PROBLEM - Check every line of the entries that follow, and copy the ones containing "Utilities".

--- Start of PROVIDED INFORMATION ---

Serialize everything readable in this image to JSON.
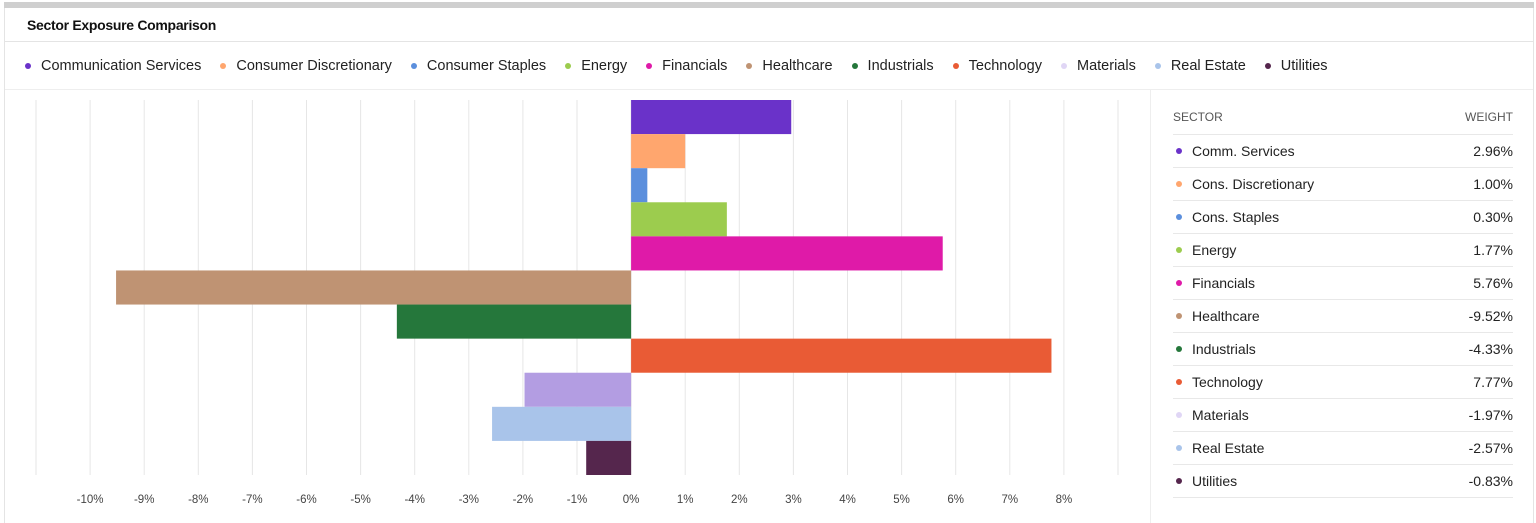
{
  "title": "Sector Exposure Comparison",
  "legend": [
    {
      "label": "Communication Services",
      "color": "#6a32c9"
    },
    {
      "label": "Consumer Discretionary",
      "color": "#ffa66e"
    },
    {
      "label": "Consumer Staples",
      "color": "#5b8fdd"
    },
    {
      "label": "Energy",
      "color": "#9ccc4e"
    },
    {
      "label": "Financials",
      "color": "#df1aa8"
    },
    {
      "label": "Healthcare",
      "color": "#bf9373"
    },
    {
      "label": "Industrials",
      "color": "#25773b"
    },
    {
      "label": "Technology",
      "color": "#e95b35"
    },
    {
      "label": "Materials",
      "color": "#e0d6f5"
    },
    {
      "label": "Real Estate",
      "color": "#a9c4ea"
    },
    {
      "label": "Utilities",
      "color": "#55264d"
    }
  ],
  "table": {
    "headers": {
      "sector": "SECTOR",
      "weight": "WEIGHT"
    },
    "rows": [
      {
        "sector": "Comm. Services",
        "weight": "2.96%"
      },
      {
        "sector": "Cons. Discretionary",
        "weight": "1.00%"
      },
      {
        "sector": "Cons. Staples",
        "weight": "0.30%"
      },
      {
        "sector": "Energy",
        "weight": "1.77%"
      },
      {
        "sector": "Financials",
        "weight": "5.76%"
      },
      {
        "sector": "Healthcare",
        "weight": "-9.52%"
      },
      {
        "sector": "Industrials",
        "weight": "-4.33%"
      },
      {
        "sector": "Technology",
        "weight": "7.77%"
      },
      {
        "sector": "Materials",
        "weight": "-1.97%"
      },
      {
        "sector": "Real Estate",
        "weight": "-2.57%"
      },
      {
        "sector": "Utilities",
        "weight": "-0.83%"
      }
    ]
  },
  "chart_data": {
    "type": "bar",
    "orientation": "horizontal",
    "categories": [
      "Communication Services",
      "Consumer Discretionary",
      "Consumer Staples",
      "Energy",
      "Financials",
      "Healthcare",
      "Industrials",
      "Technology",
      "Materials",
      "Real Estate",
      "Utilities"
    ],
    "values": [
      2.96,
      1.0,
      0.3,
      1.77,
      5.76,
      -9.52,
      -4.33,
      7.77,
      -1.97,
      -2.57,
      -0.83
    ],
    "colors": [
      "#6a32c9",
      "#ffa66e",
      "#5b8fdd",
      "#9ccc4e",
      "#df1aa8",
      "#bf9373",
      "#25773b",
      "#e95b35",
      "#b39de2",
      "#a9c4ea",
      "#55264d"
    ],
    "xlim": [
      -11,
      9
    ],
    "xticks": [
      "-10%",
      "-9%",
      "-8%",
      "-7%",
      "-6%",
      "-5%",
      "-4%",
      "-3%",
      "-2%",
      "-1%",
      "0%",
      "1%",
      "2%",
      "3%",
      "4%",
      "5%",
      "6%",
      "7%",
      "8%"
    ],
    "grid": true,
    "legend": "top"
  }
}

--- End of PROVIDED INFORMATION ---

RESULT BELOW -
      "label": "Utilities",
        "sector": "Utilities",
      "Utilities"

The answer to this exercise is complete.